>> START Records shown

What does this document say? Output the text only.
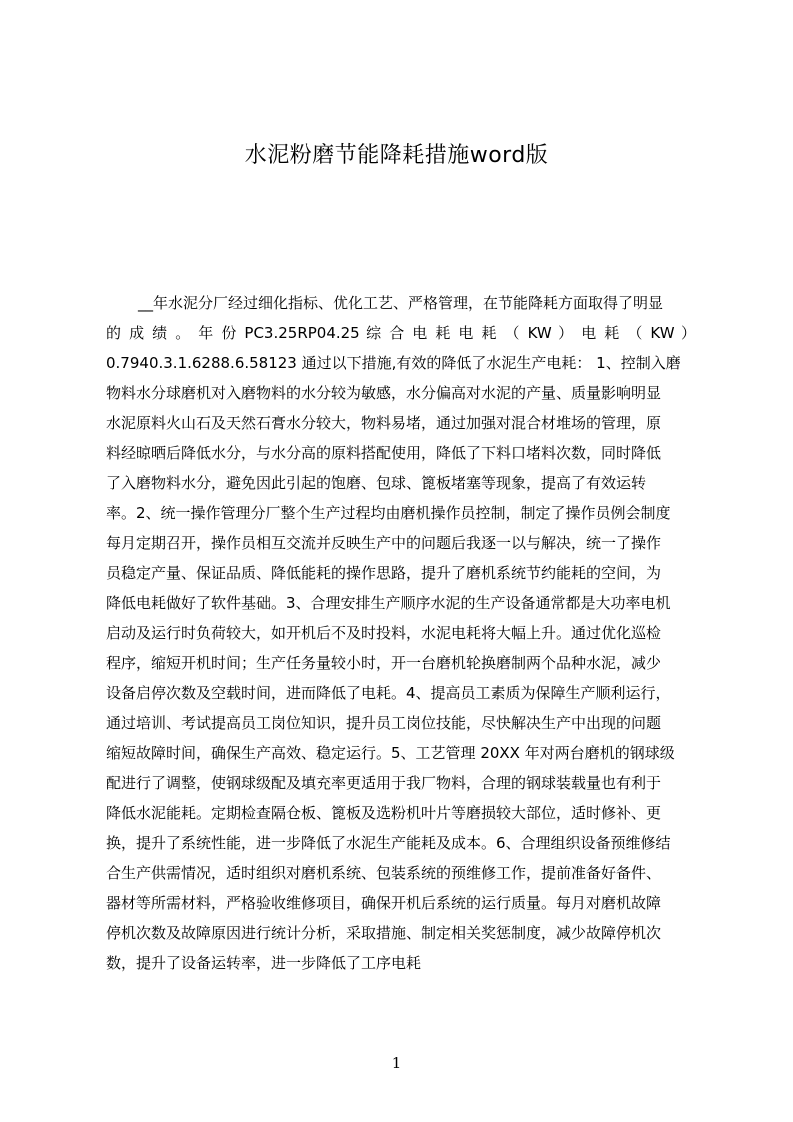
水泥粉磨节能降耗措施word版
__年水泥分厂经过细化指标、优化工艺、严格管理，在节能降耗方面取得了明显
的 成 绩 。 年 份 PC3.25RP04.25 综 合 电 耗 电 耗 （ KW ） 电 耗 （ KW ）
0.7940.3.1.6288.6.58123 通过以下措施,有效的降低了水泥生产电耗： 1、控制入磨
物料水分球磨机对入磨物料的水分较为敏感，水分偏高对水泥的产量、质量影响明显
水泥原料火山石及天然石膏水分较大，物料易堵，通过加强对混合材堆场的管理，原
料经晾晒后降低水分，与水分高的原料搭配使用，降低了下料口堵料次数，同时降低
了入磨物料水分，避免因此引起的饱磨、包球、篦板堵塞等现象，提高了有效运转
率。2、统一操作管理分厂整个生产过程均由磨机操作员控制，制定了操作员例会制度
每月定期召开，操作员相互交流并反映生产中的问题后我逐一以与解决，统一了操作
员稳定产量、保证品质、降低能耗的操作思路，提升了磨机系统节约能耗的空间，为
降低电耗做好了软件基础。3、合理安排生产顺序水泥的生产设备通常都是大功率电机
启动及运行时负荷较大，如开机后不及时投料，水泥电耗将大幅上升。通过优化巡检
程序，缩短开机时间；生产任务量较小时，开一台磨机轮换磨制两个品种水泥，减少
设备启停次数及空载时间，进而降低了电耗。4、提高员工素质为保障生产顺利运行，
通过培训、考试提高员工岗位知识，提升员工岗位技能，尽快解决生产中出现的问题
缩短故障时间，确保生产高效、稳定运行。5、工艺管理 20XX 年对两台磨机的钢球级
配进行了调整，使钢球级配及填充率更适用于我厂物料，合理的钢球装载量也有利于
降低水泥能耗。定期检查隔仓板、篦板及选粉机叶片等磨损较大部位，适时修补、更
换，提升了系统性能，进一步降低了水泥生产能耗及成本。6、合理组织设备预维修结
合生产供需情况，适时组织对磨机系统、包装系统的预维修工作，提前准备好备件、
器材等所需材料，严格验收维修项目，确保开机后系统的运行质量。每月对磨机故障
停机次数及故障原因进行统计分析，采取措施、制定相关奖惩制度，减少故障停机次
数，提升了设备运转率，进一步降低了工序电耗
1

>> END Records shown

## Work to complete
Print every entry above again without changing a word, and omit the pictures.

## Reply to the exercise
What does this document say? Output the text only.
水泥粉磨节能降耗措施word版
__年水泥分厂经过细化指标、优化工艺、严格管理，在节能降耗方面取得了明显
的 成 绩 。 年 份 PC3.25RP04.25 综 合 电 耗 电 耗 （ KW ） 电 耗 （ KW ）
0.7940.3.1.6288.6.58123 通过以下措施,有效的降低了水泥生产电耗： 1、控制入磨
物料水分球磨机对入磨物料的水分较为敏感，水分偏高对水泥的产量、质量影响明显
水泥原料火山石及天然石膏水分较大，物料易堵，通过加强对混合材堆场的管理，原
料经晾晒后降低水分，与水分高的原料搭配使用，降低了下料口堵料次数，同时降低
了入磨物料水分，避免因此引起的饱磨、包球、篦板堵塞等现象，提高了有效运转
率。2、统一操作管理分厂整个生产过程均由磨机操作员控制，制定了操作员例会制度
每月定期召开，操作员相互交流并反映生产中的问题后我逐一以与解决，统一了操作
员稳定产量、保证品质、降低能耗的操作思路，提升了磨机系统节约能耗的空间，为
降低电耗做好了软件基础。3、合理安排生产顺序水泥的生产设备通常都是大功率电机
启动及运行时负荷较大，如开机后不及时投料，水泥电耗将大幅上升。通过优化巡检
程序，缩短开机时间；生产任务量较小时，开一台磨机轮换磨制两个品种水泥，减少
设备启停次数及空载时间，进而降低了电耗。4、提高员工素质为保障生产顺利运行，
通过培训、考试提高员工岗位知识，提升员工岗位技能，尽快解决生产中出现的问题
缩短故障时间，确保生产高效、稳定运行。5、工艺管理 20XX 年对两台磨机的钢球级
配进行了调整，使钢球级配及填充率更适用于我厂物料，合理的钢球装载量也有利于
降低水泥能耗。定期检查隔仓板、篦板及选粉机叶片等磨损较大部位，适时修补、更
换，提升了系统性能，进一步降低了水泥生产能耗及成本。6、合理组织设备预维修结
合生产供需情况，适时组织对磨机系统、包装系统的预维修工作，提前准备好备件、
器材等所需材料，严格验收维修项目，确保开机后系统的运行质量。每月对磨机故障
停机次数及故障原因进行统计分析，采取措施、制定相关奖惩制度，减少故障停机次
数，提升了设备运转率，进一步降低了工序电耗
1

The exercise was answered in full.